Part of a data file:

┄┄┄┄┄┄┄┄┄┄┄┄┄┄┄┄┄┄┄┄

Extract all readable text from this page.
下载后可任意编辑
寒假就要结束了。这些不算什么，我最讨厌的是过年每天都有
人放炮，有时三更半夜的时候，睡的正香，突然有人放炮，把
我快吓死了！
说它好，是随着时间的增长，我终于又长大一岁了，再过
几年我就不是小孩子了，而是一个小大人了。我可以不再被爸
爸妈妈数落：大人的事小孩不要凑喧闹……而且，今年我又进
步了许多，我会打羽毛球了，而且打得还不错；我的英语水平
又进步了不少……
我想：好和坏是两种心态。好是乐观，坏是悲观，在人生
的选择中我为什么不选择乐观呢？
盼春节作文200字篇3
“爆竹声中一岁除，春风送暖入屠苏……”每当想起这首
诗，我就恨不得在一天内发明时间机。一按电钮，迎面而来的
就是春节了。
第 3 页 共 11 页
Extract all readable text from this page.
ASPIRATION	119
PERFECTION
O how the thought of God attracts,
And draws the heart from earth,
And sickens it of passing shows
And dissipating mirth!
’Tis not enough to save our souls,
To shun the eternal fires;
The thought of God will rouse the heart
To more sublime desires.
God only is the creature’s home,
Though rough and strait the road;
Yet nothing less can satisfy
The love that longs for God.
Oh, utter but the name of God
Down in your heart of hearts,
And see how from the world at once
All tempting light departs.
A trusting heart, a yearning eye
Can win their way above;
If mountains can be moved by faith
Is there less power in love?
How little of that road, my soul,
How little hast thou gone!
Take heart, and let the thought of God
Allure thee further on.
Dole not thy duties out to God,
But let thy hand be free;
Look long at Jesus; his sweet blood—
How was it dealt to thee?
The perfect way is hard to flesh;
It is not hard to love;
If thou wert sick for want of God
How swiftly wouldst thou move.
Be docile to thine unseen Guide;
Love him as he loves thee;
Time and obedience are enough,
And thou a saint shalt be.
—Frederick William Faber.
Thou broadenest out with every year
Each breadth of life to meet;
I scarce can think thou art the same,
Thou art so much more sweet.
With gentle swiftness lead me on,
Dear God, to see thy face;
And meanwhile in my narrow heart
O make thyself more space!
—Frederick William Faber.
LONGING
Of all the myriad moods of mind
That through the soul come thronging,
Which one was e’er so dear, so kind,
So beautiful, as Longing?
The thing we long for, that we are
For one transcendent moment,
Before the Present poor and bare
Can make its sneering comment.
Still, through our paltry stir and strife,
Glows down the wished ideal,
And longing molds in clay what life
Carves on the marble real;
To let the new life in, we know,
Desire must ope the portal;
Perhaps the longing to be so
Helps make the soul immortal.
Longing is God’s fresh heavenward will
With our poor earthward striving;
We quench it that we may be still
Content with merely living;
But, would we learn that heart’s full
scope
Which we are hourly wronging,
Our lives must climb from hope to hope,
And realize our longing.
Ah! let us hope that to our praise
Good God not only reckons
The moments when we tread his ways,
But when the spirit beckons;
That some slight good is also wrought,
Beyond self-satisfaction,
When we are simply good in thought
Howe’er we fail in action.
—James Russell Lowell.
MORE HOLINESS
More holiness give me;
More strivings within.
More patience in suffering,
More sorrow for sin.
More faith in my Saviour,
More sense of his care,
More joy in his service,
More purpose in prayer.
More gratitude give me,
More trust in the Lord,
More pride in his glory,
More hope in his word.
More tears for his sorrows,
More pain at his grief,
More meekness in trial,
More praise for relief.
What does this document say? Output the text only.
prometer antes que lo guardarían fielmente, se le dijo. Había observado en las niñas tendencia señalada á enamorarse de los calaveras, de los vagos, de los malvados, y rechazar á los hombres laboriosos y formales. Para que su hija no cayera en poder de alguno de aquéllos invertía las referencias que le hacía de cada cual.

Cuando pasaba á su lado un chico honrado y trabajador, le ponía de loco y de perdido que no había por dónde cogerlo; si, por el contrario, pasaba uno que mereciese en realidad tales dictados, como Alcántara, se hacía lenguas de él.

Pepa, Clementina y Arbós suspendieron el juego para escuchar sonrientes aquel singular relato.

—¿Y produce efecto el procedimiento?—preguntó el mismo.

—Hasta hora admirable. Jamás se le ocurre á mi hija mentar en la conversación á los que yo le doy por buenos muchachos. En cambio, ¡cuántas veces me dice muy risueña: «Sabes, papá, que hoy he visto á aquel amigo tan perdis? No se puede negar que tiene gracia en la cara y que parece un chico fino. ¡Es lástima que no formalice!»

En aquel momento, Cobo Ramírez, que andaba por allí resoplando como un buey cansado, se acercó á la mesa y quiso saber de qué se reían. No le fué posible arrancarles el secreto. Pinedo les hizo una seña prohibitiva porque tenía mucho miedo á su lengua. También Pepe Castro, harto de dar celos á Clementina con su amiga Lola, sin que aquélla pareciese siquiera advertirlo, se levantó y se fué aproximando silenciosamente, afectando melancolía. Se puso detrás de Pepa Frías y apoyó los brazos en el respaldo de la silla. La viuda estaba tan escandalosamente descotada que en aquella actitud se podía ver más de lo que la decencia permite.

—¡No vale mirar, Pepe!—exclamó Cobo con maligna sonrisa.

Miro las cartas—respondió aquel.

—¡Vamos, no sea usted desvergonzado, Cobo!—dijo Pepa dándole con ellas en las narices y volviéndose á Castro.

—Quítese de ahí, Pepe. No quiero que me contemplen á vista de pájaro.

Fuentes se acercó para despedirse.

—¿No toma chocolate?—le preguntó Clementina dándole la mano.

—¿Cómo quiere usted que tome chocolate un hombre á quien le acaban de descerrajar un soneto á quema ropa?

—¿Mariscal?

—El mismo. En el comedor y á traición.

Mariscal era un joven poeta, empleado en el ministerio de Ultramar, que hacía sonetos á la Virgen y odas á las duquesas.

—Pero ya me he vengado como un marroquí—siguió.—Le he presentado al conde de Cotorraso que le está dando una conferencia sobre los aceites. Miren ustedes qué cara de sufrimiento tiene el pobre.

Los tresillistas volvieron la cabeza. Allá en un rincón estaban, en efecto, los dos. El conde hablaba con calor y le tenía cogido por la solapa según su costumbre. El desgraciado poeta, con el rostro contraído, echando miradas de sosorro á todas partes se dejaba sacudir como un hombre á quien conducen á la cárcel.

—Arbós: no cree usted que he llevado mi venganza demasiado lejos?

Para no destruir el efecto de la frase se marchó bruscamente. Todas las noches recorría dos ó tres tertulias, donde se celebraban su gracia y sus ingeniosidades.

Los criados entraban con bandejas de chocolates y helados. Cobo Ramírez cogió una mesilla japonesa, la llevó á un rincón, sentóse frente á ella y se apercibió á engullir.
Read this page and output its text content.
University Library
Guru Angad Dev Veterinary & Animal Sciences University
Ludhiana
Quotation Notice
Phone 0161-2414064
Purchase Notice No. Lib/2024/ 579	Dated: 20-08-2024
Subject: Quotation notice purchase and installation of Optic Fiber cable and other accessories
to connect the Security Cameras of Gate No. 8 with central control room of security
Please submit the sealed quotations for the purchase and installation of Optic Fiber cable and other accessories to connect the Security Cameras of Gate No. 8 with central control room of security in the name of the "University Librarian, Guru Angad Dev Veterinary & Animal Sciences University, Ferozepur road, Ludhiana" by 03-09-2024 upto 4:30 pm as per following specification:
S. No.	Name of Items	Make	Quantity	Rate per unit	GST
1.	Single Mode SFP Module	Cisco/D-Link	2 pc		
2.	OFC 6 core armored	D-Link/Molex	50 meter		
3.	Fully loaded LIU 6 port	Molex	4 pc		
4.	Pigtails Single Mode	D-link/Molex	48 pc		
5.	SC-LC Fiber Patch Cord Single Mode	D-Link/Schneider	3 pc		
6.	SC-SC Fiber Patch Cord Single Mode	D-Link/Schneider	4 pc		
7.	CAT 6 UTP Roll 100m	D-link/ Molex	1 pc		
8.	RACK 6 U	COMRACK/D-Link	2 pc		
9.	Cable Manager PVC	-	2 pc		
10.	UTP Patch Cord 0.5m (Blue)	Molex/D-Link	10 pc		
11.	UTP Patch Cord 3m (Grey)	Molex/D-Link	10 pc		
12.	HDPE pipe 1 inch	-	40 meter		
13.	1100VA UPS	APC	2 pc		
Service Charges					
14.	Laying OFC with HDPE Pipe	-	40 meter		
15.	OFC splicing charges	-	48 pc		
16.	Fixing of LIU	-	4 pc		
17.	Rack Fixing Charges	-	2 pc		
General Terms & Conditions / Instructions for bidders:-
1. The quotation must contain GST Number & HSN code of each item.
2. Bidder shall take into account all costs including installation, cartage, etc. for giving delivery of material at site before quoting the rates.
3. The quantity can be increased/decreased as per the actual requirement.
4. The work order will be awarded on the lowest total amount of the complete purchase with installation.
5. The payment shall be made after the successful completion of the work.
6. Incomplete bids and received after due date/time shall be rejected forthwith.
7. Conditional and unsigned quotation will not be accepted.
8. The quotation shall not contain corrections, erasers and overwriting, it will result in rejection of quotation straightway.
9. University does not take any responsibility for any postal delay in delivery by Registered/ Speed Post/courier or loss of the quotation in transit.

┄┄┄┄┄┄┄┄┄┄┄┄┄┄┄┄┄┄┄┄

**TO DO:** Report every line in the data above in which the word "central" appears.

**WRITTEN RESPONSE:**
to connect the Security Cameras of Gate No. 8 with central control room of security
Please submit the sealed quotations for the purchase and installation of Optic Fiber cable and other accessories to connect the Security Cameras of Gate No. 8 with central control room of security in the name of the "University Librarian, Guru Angad Dev Veterinary & Animal Sciences University, Ferozepur road, Ludhiana" by 03-09-2024 upto 4:30 pm as per following specification:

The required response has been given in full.